## What you have to do
Gather every line from the entries below that includes "When".

>> START Task inputs

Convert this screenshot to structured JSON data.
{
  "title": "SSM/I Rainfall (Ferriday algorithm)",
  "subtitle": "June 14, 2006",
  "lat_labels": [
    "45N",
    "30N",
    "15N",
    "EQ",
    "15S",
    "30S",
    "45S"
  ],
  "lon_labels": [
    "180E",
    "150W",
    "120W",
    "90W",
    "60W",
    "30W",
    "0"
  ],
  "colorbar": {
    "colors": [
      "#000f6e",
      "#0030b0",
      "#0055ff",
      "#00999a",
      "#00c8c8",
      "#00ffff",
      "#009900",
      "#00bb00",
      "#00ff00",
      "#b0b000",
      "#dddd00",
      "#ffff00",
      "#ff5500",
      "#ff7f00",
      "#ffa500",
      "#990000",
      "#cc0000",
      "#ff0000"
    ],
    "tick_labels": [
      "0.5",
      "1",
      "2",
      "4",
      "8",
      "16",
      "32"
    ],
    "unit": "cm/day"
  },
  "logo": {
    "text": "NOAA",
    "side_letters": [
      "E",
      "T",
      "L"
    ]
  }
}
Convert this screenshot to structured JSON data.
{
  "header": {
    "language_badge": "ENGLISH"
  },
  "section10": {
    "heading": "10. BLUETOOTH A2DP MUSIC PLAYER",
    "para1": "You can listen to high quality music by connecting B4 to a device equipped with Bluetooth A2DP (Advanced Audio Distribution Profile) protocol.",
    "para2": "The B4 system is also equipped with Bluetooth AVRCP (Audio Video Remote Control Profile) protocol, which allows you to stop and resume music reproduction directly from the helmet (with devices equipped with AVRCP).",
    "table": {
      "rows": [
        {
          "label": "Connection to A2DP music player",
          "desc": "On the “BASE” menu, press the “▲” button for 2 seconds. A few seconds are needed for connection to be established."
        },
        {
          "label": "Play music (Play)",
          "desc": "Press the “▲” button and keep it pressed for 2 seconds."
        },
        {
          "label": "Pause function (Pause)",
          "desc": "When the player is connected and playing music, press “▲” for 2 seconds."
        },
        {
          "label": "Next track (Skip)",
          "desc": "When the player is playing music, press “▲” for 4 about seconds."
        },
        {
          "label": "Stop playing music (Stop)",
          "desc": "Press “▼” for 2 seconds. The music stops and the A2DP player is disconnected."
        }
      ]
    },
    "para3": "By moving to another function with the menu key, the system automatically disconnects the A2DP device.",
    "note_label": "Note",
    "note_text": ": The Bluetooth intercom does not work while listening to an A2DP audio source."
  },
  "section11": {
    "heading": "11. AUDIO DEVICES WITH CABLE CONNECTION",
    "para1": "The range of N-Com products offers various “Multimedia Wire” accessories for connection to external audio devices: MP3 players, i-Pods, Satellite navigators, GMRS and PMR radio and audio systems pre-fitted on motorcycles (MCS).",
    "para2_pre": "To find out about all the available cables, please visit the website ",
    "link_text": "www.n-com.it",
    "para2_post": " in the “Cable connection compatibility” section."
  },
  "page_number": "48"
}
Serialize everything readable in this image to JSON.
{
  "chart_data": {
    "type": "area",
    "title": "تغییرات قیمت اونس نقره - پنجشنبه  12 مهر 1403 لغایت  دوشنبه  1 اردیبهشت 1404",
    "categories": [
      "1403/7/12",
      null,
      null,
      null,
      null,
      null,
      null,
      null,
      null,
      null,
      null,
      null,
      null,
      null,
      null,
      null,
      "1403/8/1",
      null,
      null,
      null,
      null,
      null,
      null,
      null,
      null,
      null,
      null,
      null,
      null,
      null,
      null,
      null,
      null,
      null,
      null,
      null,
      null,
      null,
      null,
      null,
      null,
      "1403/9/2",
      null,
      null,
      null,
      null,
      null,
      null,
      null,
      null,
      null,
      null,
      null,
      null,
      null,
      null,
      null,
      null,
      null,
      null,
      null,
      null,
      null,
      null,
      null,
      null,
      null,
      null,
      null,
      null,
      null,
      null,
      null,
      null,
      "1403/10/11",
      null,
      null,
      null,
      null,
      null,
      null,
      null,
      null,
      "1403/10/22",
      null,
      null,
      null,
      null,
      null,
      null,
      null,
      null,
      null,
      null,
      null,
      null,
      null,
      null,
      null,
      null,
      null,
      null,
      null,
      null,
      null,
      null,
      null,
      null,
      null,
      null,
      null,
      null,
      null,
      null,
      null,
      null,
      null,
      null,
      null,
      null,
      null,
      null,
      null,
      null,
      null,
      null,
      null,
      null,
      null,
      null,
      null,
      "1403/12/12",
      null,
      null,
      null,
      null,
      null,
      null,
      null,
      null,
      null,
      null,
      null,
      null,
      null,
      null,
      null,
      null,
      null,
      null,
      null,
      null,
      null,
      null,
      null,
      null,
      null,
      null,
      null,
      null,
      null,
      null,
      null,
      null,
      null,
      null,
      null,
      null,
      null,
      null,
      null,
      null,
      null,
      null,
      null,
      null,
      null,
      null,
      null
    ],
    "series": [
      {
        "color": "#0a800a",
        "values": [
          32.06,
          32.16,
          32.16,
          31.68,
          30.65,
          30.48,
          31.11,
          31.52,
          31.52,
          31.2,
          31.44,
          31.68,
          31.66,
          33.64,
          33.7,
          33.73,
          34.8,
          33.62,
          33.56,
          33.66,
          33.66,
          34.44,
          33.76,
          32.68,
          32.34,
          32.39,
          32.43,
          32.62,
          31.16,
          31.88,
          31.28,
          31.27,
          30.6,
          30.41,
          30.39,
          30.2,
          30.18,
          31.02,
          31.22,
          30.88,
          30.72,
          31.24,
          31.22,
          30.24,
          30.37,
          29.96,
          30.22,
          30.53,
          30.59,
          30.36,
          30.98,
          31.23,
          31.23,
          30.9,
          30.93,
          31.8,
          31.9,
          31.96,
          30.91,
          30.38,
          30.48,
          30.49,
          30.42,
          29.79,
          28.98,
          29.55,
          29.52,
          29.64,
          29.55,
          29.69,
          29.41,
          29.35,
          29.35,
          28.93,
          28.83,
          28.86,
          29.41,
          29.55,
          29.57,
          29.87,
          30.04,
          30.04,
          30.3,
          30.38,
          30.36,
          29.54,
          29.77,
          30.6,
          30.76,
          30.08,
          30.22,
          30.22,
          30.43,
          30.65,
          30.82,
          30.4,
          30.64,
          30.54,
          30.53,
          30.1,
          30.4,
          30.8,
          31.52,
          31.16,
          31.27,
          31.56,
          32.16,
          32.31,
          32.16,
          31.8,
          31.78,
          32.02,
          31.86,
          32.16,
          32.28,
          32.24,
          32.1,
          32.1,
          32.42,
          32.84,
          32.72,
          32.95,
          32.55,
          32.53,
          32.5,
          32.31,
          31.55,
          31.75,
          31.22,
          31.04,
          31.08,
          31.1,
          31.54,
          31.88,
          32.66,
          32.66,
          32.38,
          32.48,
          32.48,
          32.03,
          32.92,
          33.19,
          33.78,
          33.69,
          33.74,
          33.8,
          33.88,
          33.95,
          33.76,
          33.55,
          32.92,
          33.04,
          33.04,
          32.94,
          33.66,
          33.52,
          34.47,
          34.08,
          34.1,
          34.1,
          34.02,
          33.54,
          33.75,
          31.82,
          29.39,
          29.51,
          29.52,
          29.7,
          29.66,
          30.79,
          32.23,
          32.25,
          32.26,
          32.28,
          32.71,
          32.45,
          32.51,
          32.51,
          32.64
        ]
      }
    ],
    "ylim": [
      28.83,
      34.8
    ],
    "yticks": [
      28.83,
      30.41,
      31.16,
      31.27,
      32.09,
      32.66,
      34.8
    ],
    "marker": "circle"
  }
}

>> END Task inputs

## Output
          "desc": "When the player is connected and playing music, press “▲” for 2 seconds."
          "desc": "When the player is playing music, press “▲” for 4 about seconds."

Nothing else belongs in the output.